- [Fragmento elegido]:
━━━━━━━━━━━━━━━━
Con un lenguaje exagerado a veces, melancólico otras, visceral, plagado de extrañas imágenes, describe los escenarios (Miami y Chicago) como representaciones de las circunstancias de los partidos. El Republicano, rico y hortera, se solaza en Miami saboreando la victoria; el Demócrata se desangra en una ciudad plagada de mataderos que salpican sangre. Las descripciones y los perfiles de tintes trágicos de los candidatos a las primarias de ambos partidos son pequeñas joyas narrativas, bien lejos de las introducciones biográficas con edad, trayectoria y condecoraciones.
El Nuevo Periodismo tenía como rasgo, entre otros, el cuestionamiento de las verdades adquiridas. Fueran periodísticas, políticas o narrativas. Miami y el sitio de Chicago es una obra capital, una crónica (o crónicas) paradigmática del Nuevo Periodismo, un relato político y generacional que puso el dedo en las llagas de una época convulsa que aún sigue siendo, en gran medida, la nuestra. Mailer fijó su atención en las bambalinas emocionales del zeitgeist americano: entró a la cocina y describió el almuerzo, lejos del relato cronológico y factual de las campañas al que estamos acostumbrados. Él lo describe comentando una nota del New York Times a la que recurre para contar un suceso en el que, admite, no estuvo: «… no estaba mal, pero el Times no estaba dispuesto a convencer a sus periodistas de que no es posible contar bien algo sin sus matices».
Si no inigualables, las dos crónicas permanecen inigualadas.
━━━━━━━━━━━━━━━━
- [Datos guardados]:

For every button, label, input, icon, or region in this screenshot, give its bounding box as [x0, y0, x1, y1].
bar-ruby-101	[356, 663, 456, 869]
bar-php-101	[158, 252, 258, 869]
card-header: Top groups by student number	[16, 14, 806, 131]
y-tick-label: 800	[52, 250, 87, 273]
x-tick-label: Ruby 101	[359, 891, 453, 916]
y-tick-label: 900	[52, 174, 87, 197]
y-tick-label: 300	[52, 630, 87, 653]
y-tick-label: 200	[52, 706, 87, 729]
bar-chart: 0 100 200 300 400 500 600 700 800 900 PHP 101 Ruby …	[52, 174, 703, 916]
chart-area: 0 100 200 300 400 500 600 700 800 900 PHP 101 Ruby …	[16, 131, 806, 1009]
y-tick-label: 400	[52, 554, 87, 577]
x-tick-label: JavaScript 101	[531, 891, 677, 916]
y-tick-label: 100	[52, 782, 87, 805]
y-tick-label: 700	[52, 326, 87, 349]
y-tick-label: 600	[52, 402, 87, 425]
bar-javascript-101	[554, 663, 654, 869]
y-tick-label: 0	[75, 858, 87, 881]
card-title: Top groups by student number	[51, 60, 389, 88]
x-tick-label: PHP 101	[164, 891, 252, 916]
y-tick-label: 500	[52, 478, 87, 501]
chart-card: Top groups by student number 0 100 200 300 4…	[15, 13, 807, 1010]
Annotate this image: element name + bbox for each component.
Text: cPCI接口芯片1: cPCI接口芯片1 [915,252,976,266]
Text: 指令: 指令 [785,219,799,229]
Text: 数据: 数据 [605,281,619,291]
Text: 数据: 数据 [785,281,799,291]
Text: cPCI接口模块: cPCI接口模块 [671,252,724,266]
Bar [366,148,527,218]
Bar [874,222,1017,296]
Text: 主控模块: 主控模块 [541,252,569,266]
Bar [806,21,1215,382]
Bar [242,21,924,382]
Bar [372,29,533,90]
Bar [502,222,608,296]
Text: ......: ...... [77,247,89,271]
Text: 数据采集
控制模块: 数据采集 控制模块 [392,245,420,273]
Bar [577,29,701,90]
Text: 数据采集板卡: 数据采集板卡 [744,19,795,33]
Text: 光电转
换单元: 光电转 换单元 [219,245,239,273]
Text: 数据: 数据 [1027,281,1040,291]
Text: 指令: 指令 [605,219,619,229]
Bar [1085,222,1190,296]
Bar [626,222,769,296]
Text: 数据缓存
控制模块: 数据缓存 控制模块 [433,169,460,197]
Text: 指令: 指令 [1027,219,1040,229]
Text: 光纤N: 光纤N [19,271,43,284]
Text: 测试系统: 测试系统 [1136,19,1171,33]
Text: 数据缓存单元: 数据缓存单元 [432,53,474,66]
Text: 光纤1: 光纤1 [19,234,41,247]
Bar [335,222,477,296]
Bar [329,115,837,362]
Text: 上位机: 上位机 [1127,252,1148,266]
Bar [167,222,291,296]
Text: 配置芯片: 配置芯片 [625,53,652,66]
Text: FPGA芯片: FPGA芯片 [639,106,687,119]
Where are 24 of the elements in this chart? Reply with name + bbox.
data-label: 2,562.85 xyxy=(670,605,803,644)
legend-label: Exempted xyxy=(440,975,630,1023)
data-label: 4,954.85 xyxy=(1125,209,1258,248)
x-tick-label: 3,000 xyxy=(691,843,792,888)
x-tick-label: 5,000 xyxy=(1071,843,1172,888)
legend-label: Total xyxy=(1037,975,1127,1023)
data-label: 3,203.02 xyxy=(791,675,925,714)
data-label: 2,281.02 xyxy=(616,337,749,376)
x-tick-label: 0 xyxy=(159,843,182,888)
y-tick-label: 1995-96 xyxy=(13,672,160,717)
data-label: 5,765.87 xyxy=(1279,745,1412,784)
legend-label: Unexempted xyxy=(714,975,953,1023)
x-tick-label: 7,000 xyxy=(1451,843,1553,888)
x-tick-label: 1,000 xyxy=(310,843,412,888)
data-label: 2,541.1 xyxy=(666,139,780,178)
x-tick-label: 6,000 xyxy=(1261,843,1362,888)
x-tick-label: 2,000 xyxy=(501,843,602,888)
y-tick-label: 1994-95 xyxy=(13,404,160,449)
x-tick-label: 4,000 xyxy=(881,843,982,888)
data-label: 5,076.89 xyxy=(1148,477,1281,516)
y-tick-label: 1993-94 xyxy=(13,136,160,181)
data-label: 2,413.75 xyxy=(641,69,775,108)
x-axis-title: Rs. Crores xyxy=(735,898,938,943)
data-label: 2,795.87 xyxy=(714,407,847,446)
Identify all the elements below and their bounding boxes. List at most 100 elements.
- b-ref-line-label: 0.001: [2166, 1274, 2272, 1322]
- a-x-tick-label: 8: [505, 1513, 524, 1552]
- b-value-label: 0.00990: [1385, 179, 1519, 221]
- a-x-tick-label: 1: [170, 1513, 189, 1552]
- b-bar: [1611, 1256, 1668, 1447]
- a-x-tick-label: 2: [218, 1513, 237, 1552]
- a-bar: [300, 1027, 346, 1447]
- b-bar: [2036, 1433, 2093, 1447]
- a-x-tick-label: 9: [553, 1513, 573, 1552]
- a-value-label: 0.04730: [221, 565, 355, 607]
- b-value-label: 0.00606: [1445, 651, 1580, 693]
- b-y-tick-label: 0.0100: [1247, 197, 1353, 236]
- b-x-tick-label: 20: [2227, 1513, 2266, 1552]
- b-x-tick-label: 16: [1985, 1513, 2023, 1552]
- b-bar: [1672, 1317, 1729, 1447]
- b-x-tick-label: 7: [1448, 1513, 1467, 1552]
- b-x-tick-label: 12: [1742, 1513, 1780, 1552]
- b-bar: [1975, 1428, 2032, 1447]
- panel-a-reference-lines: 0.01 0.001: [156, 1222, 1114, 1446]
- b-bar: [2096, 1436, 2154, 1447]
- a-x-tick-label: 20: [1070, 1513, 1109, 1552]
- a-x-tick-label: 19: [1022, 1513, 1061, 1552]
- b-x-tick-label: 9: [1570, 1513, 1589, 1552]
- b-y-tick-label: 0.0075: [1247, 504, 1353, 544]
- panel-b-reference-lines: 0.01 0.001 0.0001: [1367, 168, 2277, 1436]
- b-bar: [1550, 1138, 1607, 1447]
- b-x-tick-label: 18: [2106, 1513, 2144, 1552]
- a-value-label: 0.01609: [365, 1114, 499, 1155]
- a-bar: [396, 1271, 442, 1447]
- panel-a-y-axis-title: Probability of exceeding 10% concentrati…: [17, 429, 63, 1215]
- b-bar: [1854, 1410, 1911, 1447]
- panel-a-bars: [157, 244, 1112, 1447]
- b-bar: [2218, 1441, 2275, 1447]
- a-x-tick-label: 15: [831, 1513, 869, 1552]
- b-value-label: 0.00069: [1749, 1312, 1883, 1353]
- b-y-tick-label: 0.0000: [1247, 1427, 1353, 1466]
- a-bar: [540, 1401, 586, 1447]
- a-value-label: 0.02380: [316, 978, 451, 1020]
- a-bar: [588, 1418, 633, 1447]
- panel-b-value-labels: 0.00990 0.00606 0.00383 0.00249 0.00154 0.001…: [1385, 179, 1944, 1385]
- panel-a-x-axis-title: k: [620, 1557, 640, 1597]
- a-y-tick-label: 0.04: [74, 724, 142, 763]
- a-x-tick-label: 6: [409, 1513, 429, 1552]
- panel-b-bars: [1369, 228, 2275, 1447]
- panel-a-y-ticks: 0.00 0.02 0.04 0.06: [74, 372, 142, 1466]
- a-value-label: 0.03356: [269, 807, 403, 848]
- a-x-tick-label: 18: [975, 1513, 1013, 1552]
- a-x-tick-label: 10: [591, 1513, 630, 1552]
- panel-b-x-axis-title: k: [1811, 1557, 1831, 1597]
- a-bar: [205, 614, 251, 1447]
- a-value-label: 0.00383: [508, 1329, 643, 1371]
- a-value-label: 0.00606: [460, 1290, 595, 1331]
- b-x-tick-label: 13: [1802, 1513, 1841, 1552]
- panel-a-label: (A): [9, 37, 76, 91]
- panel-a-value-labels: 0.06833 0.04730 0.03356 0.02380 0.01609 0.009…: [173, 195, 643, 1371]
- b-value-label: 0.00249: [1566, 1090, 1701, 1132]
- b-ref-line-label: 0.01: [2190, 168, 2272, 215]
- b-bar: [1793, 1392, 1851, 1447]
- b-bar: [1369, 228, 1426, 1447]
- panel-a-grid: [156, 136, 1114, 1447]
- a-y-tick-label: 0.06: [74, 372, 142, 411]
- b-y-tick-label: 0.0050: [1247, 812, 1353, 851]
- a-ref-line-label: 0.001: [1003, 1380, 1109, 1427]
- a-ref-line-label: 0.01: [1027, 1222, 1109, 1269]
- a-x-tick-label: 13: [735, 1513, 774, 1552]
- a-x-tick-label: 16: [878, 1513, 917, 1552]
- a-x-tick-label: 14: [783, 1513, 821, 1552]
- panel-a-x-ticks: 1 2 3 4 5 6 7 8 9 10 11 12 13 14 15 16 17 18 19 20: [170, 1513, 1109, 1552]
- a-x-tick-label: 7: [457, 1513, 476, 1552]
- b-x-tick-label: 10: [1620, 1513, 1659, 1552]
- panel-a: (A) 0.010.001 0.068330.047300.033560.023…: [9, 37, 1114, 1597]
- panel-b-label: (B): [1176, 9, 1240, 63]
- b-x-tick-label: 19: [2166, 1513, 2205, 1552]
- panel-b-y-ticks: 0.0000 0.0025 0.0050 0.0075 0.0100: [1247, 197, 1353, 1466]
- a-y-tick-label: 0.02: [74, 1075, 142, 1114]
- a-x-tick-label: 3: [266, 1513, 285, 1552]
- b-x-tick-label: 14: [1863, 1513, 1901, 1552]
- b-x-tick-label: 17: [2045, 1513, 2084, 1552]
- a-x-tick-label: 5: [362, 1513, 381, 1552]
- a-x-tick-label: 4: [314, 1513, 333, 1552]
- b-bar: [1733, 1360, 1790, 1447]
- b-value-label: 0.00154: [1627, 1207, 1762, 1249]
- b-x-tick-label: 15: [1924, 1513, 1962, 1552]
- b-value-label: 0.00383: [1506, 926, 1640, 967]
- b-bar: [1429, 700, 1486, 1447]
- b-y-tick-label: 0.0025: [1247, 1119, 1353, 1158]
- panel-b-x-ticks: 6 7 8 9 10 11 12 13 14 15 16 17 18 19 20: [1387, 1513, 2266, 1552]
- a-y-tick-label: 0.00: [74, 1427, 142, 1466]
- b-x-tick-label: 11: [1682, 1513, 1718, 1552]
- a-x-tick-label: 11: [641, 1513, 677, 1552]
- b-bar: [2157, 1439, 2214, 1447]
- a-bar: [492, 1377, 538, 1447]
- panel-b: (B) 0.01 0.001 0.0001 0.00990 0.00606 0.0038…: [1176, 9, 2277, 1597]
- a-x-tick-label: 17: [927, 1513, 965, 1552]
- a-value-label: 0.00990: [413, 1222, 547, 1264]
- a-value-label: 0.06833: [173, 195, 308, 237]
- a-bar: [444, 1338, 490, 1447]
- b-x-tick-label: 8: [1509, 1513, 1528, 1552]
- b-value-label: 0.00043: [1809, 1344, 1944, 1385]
━━━━━━━━━━━━━━━━
- [Tus tareas]:
1. Según el fragmento sobre Miami y el sitio de Chicago, ¿qué rasgo del Nuevo Periodismo se menciona?
2. Transcribe del fragmento sobre Miami y el sitio de Chicago la parte que se abre con las palabras que contienen «Con un lenguaje» y se cierra con «trayectoria y condecoraciones.».

- [Soluciones]:
1. El cuestionamiento de las verdades adquiridas, fueran periodísticas, políticas o narrativas.

2.
Con un lenguaje exagerado a veces, melancólico otras, visceral, plagado de extrañas imágenes, describe los escenarios (Miami y Chicago) como representaciones de las circunstancias de los partidos. El Republicano, rico y hortera, se solaza en Miami saboreando la victoria; el Demócrata se desangra en una ciudad plagada de mataderos que salpican sangre. Las descripciones y los perfiles de tintes trágicos de los candidatos a las primarias de ambos partidos son pequeñas joyas narrativas, bien lejos de las introducciones biográficas con edad, trayectoria y condecoraciones.